In the data below, find every line with the string "Ontario" and pull it out.
>> BEGIN
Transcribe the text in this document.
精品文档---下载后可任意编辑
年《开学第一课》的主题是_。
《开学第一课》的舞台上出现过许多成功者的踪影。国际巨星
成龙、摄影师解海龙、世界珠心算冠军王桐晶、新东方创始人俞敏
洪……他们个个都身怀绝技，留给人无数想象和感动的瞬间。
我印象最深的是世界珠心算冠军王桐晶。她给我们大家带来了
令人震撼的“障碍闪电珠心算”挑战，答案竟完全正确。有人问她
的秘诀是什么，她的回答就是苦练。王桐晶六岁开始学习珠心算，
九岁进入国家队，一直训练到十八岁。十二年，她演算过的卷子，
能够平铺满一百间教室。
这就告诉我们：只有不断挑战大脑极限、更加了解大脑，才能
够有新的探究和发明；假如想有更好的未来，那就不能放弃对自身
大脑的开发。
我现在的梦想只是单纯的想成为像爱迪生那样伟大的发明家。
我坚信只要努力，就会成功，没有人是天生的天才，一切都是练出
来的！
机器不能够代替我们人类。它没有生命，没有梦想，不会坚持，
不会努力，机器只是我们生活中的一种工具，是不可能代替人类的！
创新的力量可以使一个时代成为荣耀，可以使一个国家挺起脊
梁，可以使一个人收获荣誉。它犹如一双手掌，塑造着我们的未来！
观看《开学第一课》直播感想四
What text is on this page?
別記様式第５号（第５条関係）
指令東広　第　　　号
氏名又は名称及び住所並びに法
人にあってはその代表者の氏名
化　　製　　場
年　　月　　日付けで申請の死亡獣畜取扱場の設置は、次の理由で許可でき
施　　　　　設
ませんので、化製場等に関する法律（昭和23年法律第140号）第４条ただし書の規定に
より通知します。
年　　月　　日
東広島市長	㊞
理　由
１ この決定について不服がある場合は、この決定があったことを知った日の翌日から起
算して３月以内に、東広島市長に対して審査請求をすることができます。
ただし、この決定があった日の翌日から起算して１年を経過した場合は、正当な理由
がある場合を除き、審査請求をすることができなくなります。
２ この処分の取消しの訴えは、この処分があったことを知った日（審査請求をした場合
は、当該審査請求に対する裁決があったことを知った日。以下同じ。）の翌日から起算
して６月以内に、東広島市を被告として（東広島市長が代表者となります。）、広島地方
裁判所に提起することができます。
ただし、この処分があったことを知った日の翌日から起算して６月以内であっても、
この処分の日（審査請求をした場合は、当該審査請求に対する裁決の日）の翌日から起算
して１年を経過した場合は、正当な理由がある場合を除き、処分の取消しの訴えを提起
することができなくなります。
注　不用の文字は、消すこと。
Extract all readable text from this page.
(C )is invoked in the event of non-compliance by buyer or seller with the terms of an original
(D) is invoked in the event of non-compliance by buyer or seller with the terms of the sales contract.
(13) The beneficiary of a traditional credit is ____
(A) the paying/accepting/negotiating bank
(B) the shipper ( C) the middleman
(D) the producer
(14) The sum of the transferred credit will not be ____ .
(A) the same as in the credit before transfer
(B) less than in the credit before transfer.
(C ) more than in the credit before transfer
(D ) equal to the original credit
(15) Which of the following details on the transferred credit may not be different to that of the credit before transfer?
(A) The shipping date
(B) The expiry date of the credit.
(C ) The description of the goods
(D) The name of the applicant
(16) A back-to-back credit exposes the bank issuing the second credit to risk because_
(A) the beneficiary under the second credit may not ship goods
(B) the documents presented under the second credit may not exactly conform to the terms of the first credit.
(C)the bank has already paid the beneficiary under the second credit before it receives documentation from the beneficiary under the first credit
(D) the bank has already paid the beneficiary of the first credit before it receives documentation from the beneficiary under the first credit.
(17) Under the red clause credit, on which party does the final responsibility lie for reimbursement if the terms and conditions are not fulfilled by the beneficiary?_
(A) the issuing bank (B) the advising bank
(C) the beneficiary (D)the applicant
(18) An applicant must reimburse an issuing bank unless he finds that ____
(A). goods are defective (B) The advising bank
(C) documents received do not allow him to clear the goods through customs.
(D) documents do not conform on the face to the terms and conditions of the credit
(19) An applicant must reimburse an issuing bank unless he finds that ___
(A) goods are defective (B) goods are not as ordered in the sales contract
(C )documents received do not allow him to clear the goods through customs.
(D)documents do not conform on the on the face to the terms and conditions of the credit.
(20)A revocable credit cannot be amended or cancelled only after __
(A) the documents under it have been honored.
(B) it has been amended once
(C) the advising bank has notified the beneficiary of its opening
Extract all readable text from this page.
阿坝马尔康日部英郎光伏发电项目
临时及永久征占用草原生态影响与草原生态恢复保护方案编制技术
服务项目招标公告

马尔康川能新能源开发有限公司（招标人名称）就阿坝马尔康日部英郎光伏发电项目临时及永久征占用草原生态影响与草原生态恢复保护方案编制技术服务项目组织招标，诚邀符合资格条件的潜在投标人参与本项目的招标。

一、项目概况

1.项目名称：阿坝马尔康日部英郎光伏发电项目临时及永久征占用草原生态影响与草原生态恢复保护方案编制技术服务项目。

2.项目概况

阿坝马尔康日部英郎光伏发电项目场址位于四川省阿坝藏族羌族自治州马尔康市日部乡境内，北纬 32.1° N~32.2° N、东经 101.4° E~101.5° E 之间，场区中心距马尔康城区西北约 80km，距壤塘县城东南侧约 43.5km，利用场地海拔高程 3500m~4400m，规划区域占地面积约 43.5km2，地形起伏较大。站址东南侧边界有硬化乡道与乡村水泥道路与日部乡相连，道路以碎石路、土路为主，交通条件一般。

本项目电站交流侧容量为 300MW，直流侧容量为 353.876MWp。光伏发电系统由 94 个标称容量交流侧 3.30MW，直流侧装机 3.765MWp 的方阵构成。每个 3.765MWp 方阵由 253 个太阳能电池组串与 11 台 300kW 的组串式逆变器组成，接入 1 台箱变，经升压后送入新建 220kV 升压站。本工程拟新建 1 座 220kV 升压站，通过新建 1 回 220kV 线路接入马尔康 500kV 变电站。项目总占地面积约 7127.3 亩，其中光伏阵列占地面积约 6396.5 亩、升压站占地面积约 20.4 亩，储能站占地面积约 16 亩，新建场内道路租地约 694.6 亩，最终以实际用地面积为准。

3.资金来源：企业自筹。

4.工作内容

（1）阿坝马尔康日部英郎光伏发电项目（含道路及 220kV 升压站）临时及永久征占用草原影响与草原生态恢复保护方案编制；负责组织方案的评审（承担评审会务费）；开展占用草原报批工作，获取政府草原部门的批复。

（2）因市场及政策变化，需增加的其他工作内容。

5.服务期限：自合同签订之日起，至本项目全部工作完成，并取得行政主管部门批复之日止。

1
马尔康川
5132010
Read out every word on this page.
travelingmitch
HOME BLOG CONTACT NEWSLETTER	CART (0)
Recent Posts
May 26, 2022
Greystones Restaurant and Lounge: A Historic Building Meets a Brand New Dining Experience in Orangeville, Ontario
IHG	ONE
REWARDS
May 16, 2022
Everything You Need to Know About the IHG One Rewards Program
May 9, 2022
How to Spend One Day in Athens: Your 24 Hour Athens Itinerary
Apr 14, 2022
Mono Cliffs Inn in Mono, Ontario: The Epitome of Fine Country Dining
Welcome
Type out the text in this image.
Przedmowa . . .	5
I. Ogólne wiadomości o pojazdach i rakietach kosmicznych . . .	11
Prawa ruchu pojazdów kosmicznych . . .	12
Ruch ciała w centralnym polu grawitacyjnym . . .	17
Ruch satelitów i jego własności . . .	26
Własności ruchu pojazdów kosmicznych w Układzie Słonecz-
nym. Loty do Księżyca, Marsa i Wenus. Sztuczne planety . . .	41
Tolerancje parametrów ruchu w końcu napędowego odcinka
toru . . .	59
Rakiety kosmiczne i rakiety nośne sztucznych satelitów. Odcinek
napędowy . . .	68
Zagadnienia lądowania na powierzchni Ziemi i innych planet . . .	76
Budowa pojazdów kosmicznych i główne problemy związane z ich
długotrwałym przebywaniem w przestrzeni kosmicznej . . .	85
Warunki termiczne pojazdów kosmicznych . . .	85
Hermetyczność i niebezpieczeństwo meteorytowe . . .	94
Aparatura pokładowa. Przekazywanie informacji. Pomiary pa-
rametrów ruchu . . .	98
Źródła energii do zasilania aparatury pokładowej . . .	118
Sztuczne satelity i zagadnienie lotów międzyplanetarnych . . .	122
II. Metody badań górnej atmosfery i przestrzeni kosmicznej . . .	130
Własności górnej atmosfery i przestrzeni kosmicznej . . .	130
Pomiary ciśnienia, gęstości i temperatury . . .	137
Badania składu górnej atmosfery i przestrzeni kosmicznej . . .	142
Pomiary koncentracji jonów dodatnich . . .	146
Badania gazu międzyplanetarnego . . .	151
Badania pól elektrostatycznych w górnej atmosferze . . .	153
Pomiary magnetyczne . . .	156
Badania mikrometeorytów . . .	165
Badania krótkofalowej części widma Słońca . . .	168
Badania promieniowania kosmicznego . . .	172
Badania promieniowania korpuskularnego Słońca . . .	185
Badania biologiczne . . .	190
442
>> END
=== Output ===
Greystones Restaurant and Lounge: A Historic Building Meets a Brand New Dining Experience in Orangeville, Ontario
Mono Cliffs Inn in Mono, Ontario: The Epitome of Fine Country Dining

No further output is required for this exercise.